### Exercise objective
How many lines hold the string "những"? Reply with the number alone.

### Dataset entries
***

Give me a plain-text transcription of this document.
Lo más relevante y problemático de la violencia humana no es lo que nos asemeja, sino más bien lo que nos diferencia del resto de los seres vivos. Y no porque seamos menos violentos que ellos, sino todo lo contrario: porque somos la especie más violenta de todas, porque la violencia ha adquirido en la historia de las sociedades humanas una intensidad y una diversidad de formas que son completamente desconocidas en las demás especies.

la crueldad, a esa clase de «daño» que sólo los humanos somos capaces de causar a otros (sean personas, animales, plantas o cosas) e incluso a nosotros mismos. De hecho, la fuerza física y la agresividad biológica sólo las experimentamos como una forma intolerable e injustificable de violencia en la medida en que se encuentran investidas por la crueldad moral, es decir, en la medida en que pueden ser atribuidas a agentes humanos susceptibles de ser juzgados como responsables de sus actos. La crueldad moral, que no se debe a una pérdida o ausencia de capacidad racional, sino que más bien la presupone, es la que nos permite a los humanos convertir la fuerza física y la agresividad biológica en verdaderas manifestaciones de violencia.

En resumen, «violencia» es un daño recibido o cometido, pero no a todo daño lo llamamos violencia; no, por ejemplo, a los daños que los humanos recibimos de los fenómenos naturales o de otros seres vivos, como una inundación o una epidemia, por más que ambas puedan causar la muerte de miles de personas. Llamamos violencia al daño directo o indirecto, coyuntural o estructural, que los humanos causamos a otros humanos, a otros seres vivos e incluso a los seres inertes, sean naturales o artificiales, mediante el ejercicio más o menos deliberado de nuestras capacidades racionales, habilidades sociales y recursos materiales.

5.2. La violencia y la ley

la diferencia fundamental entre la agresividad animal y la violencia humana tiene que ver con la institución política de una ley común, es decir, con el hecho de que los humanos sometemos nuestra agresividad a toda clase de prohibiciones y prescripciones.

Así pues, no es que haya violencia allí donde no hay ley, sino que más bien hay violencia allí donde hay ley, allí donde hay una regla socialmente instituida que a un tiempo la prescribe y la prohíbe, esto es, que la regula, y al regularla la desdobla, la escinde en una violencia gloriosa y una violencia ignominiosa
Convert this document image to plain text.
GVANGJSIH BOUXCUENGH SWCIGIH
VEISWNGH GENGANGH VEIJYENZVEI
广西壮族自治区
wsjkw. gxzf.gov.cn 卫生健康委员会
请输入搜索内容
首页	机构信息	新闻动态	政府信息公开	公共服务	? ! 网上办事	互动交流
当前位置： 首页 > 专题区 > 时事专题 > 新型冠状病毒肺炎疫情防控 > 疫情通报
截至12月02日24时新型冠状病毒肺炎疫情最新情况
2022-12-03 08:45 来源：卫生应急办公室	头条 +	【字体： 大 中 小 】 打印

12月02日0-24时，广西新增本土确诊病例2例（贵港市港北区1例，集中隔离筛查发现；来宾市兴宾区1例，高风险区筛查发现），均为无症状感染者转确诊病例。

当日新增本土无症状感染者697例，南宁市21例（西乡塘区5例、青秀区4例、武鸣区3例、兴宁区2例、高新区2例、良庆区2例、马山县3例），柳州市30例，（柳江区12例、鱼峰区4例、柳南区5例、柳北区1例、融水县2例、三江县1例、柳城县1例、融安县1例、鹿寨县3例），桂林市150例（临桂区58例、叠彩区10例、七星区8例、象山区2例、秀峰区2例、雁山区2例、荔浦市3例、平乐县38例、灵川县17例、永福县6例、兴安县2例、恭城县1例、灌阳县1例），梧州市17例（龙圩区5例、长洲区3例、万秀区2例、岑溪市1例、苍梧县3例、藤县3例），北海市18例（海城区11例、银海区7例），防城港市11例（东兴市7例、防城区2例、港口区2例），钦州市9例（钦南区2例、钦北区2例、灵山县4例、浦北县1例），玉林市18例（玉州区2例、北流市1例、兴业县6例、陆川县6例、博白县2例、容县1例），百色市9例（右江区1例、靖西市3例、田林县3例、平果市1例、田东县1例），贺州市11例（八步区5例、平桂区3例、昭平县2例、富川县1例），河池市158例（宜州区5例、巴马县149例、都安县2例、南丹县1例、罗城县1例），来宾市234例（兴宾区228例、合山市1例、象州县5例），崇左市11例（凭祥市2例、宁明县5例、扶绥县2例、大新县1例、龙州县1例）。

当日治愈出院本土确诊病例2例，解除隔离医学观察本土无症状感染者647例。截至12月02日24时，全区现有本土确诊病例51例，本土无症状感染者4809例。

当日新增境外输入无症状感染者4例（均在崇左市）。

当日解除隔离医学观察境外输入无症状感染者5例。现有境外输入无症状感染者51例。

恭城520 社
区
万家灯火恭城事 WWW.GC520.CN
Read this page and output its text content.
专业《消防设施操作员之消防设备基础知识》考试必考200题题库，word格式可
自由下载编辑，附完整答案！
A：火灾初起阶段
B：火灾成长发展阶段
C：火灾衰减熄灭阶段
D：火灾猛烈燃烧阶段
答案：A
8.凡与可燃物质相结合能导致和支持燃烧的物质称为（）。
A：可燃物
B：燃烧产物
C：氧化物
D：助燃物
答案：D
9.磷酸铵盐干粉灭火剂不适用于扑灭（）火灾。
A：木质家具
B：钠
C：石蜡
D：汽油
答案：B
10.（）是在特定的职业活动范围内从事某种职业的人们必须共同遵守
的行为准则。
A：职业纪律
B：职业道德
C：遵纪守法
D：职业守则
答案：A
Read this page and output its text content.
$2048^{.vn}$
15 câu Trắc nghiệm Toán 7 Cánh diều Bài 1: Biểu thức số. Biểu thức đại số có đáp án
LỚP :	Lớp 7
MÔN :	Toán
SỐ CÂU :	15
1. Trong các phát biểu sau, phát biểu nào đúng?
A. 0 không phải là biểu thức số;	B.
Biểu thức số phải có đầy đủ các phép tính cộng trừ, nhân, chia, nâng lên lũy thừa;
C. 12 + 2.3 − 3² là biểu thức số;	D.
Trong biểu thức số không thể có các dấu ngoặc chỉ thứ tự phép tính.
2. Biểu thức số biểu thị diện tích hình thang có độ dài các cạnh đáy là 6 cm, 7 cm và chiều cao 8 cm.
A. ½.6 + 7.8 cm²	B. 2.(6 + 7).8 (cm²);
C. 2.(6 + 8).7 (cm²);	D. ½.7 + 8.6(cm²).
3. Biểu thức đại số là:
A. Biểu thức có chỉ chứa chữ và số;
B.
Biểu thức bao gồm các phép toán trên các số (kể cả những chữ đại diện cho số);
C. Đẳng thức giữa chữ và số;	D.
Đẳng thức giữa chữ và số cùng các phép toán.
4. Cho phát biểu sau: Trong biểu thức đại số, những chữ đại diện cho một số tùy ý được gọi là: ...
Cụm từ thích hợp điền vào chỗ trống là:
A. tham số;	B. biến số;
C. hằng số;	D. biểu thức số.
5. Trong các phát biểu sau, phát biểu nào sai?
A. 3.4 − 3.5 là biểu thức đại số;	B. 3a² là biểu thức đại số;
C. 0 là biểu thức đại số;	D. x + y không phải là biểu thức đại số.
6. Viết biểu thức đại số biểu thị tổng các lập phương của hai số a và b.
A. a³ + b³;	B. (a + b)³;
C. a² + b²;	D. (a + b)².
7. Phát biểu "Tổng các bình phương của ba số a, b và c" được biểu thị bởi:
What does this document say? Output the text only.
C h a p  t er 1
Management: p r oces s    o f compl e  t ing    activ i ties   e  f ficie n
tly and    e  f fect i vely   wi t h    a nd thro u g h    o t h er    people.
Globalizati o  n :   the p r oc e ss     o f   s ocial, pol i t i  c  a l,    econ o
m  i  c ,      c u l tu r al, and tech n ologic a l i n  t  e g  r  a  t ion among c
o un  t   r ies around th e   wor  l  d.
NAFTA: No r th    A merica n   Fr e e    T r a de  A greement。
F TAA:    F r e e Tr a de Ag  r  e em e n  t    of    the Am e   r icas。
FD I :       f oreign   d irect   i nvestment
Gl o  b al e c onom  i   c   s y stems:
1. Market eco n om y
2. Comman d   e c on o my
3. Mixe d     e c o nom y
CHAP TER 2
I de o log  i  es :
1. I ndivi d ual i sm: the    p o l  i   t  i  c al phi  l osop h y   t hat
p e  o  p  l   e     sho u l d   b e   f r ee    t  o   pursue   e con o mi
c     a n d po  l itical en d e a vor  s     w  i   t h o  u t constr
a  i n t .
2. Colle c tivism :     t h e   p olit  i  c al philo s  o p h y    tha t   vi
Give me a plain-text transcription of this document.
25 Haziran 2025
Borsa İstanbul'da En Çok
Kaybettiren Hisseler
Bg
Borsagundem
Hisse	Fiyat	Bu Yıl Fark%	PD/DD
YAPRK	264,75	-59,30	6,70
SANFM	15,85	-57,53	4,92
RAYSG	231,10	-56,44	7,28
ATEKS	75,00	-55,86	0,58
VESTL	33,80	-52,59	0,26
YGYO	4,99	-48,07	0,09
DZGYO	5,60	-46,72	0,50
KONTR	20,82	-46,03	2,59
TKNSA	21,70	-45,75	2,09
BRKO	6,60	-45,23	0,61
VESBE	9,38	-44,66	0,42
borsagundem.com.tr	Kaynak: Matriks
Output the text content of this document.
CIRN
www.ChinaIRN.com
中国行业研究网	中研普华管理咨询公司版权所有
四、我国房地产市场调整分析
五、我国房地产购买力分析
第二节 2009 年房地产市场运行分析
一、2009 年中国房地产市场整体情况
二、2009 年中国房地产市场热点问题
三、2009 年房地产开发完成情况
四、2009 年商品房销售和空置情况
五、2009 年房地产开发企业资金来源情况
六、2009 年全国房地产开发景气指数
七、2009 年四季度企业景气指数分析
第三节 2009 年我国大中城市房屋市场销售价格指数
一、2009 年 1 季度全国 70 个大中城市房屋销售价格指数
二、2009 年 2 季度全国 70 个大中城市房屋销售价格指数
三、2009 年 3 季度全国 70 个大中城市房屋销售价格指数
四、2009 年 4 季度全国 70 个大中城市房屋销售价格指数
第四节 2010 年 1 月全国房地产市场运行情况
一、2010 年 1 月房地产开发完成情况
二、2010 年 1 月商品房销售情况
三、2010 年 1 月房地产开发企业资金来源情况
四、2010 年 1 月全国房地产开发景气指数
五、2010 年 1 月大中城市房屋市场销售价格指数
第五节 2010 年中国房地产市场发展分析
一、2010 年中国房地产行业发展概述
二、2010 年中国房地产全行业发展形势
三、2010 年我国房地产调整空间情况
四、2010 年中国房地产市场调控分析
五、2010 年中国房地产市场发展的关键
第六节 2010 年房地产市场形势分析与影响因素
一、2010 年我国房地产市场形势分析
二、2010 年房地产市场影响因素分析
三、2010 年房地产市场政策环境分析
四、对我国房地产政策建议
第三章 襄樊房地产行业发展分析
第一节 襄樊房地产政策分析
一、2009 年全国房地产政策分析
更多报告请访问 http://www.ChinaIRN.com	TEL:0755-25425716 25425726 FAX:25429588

***

### Exercise response
2